-- Begin --

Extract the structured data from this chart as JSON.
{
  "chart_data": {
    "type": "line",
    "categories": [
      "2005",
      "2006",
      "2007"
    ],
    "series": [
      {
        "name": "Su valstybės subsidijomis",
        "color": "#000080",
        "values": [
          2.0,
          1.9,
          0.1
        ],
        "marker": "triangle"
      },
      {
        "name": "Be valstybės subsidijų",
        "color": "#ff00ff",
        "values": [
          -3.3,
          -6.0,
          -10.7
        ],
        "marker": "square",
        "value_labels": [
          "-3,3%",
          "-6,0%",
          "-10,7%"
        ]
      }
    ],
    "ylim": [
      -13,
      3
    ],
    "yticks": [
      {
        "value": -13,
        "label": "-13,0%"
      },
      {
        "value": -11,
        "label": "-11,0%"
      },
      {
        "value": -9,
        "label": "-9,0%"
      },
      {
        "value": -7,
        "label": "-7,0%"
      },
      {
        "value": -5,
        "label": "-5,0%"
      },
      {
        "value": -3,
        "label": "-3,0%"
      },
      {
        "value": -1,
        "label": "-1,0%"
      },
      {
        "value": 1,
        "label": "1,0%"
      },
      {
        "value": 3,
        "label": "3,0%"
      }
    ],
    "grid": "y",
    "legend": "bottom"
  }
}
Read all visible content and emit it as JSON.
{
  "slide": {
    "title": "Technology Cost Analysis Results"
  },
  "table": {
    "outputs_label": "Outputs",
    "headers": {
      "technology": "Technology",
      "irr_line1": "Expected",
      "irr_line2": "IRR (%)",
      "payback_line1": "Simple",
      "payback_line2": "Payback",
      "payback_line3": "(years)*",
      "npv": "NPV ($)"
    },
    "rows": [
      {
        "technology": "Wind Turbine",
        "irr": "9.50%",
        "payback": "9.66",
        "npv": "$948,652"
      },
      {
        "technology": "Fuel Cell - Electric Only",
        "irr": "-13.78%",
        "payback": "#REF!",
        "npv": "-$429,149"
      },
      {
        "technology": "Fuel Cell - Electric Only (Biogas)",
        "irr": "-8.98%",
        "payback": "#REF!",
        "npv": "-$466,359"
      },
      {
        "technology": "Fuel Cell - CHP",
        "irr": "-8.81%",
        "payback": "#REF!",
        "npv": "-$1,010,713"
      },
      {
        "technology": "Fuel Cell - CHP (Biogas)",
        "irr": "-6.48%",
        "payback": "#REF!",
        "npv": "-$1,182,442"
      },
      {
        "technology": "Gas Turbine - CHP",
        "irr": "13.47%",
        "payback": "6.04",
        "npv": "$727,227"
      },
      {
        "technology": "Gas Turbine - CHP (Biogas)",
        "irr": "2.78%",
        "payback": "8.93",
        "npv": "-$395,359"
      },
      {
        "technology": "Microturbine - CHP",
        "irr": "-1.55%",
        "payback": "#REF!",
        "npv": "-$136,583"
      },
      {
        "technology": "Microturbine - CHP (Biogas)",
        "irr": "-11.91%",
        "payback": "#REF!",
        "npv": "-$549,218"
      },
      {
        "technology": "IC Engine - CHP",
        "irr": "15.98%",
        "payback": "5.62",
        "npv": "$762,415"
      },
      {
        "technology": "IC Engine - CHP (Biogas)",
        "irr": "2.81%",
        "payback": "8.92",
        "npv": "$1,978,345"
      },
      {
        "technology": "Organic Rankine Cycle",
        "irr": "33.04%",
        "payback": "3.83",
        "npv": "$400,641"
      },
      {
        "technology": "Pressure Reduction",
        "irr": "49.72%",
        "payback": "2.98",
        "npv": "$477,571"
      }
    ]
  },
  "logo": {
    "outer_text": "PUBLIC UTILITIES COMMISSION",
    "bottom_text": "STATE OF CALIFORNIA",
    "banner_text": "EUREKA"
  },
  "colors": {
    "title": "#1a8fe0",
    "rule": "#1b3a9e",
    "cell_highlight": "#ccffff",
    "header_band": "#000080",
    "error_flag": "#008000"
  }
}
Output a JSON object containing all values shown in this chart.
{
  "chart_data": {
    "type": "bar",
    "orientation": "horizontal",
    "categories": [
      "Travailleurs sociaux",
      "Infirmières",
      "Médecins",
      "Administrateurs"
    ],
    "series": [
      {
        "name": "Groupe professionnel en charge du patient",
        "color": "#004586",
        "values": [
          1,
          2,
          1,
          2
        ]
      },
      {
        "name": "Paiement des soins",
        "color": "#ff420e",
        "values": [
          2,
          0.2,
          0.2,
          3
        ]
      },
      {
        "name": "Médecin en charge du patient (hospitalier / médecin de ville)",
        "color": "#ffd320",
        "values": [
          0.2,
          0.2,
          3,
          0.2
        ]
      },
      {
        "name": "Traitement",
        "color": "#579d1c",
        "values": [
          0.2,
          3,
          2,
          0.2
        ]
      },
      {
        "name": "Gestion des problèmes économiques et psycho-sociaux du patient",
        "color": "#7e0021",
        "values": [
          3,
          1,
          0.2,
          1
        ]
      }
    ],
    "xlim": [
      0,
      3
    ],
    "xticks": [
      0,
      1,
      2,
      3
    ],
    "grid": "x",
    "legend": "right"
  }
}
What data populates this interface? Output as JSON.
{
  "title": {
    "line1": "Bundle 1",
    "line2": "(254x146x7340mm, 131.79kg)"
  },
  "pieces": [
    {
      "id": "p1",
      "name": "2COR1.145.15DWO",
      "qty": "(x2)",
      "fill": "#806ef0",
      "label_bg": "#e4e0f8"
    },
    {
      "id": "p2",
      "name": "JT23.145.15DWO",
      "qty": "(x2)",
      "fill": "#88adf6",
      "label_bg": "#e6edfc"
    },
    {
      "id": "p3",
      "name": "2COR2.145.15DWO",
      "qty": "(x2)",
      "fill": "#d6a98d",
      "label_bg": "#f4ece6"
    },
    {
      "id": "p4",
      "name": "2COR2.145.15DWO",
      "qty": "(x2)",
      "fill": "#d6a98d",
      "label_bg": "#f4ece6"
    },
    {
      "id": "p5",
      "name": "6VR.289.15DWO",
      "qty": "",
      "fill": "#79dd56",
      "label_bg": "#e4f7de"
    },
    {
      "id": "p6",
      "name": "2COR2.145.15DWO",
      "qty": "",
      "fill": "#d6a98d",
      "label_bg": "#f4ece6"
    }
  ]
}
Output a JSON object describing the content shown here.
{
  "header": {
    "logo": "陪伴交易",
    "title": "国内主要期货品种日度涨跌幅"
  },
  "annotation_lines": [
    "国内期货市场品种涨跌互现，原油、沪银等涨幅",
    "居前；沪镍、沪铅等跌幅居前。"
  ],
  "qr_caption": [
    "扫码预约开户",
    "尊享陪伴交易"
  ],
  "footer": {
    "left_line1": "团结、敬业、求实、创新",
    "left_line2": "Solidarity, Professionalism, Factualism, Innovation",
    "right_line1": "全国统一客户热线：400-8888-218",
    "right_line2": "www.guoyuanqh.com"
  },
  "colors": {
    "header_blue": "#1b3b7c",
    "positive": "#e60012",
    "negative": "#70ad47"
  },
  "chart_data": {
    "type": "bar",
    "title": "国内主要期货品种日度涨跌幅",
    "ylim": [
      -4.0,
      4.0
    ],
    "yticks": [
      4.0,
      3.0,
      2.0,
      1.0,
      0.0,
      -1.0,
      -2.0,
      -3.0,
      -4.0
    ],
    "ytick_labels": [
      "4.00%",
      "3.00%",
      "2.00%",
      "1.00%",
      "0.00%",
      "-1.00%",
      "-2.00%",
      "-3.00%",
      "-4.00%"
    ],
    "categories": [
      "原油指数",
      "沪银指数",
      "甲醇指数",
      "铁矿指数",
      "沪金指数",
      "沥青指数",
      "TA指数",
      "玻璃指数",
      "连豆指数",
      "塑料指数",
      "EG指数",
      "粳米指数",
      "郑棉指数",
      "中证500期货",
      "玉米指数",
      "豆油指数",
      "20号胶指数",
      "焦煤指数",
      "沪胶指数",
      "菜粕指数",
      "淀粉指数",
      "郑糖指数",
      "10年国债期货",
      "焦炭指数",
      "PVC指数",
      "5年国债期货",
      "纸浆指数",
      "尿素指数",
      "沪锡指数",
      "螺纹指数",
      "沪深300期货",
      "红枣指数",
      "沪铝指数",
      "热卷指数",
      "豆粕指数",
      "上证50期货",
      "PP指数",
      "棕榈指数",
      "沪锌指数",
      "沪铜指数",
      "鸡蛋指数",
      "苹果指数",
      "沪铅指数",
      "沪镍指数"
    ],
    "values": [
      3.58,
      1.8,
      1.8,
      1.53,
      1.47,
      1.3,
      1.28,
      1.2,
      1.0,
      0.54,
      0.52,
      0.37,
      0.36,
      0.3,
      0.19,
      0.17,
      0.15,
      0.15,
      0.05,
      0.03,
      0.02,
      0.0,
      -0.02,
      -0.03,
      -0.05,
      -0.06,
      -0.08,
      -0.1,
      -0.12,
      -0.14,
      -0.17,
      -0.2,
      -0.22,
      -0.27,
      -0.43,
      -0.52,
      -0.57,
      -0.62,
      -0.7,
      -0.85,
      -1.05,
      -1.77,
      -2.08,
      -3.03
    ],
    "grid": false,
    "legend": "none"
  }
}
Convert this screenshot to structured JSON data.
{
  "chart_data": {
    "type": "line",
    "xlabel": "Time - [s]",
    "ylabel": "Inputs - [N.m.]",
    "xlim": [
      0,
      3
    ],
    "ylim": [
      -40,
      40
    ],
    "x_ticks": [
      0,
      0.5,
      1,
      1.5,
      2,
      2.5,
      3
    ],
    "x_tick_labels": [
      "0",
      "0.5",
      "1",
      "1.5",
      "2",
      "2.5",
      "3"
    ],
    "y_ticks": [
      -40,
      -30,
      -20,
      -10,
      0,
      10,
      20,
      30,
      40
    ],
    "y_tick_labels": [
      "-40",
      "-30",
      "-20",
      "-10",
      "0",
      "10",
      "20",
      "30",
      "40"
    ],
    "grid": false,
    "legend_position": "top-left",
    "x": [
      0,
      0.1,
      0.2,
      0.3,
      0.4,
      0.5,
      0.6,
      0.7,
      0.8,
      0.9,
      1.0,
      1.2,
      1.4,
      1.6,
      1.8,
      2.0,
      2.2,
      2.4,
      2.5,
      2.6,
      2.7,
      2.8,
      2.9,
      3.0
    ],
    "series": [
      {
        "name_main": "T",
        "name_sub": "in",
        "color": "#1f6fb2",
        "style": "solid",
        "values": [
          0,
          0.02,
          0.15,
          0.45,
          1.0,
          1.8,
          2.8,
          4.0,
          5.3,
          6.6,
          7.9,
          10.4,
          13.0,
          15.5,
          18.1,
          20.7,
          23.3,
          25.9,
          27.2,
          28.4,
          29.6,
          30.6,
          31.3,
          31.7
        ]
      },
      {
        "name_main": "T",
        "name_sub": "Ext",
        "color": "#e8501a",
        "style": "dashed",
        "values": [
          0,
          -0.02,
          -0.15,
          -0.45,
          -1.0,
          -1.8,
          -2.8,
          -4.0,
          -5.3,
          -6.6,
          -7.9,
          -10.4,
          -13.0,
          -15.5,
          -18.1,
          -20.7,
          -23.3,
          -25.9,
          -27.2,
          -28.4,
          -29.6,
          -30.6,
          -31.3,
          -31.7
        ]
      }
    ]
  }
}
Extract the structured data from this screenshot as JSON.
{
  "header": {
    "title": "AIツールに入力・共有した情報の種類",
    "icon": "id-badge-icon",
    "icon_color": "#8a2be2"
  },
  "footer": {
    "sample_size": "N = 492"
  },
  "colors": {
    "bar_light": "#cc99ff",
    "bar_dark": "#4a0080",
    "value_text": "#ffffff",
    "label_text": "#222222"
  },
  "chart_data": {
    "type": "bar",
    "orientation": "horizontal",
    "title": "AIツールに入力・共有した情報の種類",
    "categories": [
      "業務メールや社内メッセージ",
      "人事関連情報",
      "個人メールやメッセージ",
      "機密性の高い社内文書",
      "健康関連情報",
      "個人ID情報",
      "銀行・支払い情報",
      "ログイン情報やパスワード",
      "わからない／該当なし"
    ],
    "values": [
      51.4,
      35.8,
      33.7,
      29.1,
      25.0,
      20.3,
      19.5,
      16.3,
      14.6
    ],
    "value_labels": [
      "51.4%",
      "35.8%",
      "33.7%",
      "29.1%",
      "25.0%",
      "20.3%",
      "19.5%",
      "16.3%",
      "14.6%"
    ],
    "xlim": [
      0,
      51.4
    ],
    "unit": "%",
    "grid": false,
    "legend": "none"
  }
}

-- End --

Task » Select every line of the material above holding the word "valstybės" and copy it.

Solution to this task »
        "name": "Su valstybės subsidijomis",
        "name": "Be valstybės subsidijų",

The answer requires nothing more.